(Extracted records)
------------

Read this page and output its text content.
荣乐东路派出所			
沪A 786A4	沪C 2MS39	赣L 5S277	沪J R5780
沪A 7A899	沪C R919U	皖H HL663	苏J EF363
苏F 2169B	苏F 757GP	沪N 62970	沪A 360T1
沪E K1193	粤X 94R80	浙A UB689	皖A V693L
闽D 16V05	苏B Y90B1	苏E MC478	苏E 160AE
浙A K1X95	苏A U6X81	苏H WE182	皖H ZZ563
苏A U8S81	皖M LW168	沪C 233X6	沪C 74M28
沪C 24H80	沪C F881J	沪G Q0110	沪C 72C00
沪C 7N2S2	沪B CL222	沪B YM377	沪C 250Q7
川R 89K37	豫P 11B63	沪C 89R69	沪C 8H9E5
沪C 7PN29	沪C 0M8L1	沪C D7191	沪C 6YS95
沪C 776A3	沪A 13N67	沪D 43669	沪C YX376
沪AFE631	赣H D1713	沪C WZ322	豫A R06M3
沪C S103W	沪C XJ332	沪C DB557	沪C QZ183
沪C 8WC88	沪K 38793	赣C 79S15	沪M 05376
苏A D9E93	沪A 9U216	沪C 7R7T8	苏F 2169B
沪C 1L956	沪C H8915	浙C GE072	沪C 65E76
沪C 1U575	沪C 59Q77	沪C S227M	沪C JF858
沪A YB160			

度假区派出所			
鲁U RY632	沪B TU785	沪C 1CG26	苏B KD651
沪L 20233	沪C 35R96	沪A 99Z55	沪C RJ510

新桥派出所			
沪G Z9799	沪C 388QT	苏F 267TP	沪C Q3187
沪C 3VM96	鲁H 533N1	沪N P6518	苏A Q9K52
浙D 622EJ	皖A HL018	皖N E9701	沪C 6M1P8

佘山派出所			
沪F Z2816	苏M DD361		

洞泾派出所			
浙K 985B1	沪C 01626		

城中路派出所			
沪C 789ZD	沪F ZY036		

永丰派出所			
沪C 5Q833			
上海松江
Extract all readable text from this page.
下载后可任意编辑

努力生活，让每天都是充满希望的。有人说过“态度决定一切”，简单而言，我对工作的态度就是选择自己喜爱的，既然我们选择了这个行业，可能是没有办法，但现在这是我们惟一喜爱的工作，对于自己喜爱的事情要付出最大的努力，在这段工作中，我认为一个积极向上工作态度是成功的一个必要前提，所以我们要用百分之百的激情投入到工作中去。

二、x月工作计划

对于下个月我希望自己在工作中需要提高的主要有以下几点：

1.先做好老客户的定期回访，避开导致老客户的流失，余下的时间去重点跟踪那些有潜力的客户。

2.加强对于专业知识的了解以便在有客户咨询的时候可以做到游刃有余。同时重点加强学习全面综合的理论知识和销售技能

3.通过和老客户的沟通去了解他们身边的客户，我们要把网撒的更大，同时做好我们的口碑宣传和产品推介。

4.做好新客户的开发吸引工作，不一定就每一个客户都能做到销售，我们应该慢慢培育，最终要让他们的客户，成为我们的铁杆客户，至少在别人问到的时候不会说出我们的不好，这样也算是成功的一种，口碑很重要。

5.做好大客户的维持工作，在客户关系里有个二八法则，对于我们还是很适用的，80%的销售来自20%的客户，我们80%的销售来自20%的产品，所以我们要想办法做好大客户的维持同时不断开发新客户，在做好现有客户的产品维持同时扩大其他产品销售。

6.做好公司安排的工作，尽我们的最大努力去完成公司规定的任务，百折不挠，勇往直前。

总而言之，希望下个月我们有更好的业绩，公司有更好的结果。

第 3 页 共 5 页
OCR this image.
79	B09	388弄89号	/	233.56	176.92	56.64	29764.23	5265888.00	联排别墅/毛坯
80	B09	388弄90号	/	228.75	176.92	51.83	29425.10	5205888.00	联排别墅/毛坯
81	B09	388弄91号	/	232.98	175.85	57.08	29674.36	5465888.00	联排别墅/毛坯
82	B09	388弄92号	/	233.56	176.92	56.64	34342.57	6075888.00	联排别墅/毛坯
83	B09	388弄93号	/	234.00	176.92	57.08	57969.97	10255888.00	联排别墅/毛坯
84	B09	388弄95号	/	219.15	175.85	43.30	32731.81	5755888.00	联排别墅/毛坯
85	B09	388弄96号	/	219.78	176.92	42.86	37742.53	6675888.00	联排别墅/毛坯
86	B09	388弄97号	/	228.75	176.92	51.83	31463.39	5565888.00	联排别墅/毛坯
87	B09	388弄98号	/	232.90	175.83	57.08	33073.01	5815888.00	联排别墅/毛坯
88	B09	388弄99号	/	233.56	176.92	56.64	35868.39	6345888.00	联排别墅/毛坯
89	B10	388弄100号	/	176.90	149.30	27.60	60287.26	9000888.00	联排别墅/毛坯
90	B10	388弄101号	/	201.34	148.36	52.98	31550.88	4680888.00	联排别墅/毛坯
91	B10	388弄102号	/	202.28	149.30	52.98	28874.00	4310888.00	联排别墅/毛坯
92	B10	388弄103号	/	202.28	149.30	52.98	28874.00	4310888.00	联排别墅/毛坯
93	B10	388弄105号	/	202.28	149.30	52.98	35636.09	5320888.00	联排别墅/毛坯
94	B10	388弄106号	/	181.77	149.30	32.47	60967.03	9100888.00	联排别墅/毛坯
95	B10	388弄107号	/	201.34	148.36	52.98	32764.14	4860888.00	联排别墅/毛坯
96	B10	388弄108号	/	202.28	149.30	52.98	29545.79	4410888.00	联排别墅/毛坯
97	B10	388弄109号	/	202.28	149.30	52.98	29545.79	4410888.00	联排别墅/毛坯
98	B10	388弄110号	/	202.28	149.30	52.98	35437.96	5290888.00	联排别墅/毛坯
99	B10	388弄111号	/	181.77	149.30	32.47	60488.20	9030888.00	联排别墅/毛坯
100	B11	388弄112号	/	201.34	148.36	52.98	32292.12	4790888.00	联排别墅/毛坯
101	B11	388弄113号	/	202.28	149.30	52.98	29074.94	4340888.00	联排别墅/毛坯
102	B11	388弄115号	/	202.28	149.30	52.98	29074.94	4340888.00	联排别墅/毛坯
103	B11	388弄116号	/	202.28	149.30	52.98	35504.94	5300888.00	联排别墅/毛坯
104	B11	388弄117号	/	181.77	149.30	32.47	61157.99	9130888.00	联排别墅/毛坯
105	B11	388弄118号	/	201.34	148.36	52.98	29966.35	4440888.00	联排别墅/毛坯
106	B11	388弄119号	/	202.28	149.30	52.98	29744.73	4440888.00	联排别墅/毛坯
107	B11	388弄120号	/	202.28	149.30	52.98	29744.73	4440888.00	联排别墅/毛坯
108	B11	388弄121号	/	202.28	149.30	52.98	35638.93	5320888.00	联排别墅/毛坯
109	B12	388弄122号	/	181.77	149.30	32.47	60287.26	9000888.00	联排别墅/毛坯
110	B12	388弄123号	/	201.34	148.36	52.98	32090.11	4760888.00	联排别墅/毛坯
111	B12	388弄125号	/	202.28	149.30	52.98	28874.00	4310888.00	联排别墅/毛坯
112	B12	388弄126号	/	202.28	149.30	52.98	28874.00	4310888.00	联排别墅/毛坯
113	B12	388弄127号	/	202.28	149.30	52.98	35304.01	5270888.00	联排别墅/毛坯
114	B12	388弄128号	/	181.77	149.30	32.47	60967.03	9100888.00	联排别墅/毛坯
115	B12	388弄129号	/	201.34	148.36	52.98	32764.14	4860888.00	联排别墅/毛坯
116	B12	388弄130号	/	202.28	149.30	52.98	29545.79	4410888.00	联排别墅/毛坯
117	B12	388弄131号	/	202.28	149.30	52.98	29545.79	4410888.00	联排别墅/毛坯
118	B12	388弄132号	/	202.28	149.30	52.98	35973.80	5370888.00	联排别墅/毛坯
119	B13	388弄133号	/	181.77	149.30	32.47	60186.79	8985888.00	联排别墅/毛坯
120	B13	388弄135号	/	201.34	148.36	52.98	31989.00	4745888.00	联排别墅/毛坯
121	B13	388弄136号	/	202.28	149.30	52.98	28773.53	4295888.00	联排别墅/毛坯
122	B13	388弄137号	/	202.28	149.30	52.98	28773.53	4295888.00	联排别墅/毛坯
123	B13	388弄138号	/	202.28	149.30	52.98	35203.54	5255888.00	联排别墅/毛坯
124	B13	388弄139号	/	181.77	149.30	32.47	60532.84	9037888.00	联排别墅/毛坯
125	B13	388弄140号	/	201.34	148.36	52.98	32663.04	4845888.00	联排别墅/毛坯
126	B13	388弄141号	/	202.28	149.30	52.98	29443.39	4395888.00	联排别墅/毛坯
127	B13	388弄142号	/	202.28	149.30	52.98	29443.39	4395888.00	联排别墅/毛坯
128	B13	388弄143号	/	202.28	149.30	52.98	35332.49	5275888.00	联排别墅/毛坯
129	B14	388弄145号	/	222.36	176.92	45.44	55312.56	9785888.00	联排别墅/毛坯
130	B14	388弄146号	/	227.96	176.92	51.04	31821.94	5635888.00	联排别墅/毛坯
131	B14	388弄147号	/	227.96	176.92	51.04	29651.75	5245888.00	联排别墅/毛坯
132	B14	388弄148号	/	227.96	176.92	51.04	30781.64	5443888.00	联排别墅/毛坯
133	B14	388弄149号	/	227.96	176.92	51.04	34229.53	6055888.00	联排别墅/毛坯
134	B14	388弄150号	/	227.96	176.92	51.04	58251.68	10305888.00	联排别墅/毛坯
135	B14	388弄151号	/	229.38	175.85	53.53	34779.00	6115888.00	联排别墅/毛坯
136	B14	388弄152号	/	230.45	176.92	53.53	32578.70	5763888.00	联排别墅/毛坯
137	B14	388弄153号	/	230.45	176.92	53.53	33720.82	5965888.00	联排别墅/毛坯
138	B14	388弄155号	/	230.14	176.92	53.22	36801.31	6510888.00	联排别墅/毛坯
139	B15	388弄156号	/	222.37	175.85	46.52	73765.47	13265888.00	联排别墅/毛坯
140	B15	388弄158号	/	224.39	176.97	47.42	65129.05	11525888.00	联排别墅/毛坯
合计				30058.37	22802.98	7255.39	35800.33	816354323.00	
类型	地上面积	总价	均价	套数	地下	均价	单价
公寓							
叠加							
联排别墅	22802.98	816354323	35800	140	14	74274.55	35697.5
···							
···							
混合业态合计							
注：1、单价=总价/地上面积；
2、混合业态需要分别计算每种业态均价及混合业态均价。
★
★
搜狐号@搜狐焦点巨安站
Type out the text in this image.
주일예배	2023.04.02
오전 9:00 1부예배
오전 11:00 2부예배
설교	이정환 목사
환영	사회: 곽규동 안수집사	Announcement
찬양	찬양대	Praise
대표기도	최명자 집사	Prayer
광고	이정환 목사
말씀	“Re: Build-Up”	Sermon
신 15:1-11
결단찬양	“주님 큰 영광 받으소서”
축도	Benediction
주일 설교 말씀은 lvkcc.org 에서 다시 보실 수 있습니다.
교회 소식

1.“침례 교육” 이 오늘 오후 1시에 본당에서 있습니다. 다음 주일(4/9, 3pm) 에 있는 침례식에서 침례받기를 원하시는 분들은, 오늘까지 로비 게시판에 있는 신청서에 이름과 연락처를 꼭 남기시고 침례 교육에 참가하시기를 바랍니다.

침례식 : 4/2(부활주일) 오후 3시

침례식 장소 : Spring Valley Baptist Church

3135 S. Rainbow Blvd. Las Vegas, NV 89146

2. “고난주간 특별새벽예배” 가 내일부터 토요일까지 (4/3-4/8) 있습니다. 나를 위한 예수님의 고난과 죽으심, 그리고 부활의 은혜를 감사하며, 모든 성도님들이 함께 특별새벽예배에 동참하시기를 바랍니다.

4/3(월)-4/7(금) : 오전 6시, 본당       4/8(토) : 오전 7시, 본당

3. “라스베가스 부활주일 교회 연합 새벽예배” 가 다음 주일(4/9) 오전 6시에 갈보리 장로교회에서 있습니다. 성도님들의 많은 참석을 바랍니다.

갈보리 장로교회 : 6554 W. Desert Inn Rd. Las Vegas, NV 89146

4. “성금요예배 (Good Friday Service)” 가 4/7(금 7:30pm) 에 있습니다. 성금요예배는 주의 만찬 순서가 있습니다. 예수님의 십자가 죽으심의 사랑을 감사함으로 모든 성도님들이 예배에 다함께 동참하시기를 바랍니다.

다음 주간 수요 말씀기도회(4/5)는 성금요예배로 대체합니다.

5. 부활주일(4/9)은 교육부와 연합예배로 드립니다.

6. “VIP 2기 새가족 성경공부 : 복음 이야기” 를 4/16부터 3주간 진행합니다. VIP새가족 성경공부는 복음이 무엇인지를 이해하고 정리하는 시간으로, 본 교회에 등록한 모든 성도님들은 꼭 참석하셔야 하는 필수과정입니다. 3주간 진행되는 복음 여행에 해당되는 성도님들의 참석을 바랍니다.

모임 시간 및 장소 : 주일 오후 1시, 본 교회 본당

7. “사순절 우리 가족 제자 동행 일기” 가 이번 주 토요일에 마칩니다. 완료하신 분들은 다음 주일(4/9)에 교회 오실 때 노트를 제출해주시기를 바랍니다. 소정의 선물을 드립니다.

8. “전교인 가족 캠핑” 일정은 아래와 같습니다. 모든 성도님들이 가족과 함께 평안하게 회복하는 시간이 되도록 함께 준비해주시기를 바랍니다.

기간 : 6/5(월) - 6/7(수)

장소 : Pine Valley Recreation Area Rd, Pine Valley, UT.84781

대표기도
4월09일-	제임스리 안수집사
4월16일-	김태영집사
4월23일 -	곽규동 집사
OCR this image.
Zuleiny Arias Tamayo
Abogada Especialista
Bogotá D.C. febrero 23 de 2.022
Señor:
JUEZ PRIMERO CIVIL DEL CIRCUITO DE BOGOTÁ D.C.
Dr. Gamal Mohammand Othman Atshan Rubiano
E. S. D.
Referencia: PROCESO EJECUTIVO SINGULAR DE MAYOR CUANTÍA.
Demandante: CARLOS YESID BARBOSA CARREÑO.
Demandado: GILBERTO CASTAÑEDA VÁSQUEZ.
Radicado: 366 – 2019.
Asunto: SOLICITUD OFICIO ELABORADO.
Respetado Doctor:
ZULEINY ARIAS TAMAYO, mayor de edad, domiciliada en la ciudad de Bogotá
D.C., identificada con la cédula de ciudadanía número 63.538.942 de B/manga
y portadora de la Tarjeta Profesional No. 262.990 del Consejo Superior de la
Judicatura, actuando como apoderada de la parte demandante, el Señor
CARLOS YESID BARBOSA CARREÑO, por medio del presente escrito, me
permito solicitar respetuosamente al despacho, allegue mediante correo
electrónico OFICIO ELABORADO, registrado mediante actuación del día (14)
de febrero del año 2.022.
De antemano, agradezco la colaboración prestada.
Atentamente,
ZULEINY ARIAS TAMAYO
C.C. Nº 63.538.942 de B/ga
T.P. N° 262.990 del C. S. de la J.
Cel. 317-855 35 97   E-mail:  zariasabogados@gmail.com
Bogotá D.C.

------------

What you have to do> In the records above, how many lines include "CARREÑO"? Give that number and nothing more.

Expected output> 2